Exercise instructions -
Transcribe the listing verbatim, from its first line through the line containing "317, 601, 328]", including both of those lines.

Region and label listings
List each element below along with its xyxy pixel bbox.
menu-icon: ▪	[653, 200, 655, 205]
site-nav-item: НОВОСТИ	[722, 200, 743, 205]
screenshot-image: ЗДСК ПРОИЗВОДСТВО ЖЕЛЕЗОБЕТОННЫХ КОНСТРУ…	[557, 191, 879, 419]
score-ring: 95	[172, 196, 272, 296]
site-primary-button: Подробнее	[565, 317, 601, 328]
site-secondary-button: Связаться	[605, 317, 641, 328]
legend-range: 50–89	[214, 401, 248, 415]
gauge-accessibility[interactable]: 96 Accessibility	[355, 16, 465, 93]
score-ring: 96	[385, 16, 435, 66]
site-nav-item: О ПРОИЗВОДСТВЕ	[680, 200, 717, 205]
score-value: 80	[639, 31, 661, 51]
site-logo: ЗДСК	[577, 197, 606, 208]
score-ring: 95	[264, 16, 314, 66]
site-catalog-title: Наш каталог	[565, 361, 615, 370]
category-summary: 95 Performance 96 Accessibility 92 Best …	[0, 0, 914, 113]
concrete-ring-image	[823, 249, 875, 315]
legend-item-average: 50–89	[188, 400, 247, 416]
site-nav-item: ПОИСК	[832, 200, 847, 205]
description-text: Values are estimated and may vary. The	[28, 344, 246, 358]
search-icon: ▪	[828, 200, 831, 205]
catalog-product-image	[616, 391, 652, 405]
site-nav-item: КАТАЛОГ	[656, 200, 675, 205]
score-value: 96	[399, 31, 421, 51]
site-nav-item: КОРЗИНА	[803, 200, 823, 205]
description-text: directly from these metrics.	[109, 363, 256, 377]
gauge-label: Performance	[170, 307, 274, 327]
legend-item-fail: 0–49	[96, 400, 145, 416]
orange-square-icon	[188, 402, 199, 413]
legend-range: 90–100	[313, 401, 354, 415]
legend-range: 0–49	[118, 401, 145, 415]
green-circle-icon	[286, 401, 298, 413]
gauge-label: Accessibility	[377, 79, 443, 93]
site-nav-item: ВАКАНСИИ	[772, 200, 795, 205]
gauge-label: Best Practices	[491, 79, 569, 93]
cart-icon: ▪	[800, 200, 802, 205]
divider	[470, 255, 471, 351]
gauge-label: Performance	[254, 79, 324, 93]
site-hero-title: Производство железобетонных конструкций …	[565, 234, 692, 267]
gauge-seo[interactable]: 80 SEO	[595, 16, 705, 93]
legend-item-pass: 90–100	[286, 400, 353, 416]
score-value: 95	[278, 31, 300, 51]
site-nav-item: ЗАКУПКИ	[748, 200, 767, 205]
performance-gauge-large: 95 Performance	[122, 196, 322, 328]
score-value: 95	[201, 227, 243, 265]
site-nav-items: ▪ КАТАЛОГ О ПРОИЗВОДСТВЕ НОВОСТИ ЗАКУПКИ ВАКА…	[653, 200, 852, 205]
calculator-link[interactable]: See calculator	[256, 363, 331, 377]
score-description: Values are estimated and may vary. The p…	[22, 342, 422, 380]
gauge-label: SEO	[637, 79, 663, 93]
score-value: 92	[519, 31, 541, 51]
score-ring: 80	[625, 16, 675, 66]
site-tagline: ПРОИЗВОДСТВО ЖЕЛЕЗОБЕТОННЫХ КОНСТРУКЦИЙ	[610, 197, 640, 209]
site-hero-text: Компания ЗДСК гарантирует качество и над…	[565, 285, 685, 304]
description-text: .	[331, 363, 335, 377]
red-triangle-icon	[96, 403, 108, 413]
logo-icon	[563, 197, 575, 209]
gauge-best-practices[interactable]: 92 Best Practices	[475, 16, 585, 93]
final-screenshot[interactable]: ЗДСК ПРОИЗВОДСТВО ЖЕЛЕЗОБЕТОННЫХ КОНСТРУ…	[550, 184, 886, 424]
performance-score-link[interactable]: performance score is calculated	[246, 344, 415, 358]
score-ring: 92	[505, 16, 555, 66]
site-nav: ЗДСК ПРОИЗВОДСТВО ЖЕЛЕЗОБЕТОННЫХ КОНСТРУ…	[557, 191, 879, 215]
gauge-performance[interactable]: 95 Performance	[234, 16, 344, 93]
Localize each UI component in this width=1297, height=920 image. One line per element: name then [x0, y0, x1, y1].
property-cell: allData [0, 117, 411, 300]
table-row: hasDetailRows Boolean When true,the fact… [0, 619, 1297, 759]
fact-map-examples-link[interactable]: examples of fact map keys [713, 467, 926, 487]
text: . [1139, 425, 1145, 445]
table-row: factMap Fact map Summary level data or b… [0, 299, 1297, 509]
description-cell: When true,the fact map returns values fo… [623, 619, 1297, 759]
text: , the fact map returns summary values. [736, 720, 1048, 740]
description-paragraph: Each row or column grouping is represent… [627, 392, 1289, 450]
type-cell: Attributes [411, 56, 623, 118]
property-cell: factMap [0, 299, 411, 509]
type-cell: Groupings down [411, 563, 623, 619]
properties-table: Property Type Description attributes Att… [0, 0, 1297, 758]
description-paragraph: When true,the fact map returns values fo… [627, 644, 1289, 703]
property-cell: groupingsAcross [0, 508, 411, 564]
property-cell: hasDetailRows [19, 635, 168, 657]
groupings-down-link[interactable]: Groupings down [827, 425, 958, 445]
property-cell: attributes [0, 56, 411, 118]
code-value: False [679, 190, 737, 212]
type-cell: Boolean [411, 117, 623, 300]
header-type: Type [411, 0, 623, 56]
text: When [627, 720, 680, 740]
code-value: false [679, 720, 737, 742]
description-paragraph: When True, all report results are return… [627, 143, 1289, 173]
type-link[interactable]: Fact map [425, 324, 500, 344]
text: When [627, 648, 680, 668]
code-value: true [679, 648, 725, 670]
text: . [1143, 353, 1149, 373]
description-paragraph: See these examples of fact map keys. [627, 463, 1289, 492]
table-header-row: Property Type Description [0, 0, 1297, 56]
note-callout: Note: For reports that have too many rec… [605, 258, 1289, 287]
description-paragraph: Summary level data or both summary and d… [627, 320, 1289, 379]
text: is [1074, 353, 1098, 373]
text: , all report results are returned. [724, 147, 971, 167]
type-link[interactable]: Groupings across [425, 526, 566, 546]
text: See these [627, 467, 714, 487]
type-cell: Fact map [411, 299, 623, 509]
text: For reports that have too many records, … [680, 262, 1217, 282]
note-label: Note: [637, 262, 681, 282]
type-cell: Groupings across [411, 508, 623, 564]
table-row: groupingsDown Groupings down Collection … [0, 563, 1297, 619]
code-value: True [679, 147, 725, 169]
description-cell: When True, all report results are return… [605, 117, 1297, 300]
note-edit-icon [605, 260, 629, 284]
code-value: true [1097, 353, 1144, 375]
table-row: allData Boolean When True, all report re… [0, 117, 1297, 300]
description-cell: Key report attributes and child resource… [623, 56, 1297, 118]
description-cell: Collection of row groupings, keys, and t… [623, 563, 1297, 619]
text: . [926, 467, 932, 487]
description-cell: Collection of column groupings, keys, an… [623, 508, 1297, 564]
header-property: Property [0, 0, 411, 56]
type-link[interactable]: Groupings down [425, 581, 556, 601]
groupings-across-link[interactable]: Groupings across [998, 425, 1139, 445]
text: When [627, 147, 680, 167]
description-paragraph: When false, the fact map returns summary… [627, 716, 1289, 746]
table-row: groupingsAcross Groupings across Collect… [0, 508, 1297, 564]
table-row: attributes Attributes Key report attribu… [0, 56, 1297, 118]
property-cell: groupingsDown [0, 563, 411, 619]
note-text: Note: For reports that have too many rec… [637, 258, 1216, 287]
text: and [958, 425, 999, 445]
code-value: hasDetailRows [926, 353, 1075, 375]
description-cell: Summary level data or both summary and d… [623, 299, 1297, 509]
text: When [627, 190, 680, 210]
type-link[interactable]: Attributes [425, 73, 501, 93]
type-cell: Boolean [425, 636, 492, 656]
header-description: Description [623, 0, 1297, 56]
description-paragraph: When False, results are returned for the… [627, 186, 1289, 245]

Final result -
List each element below along with its xyxy pixel bbox.
menu-icon: ▪	[653, 200, 655, 205]
site-nav-item: НОВОСТИ	[722, 200, 743, 205]
screenshot-image: ЗДСК ПРОИЗВОДСТВО ЖЕЛЕЗОБЕТОННЫХ КОНСТРУ…	[557, 191, 879, 419]
score-ring: 95	[172, 196, 272, 296]
site-primary-button: Подробнее	[565, 317, 601, 328]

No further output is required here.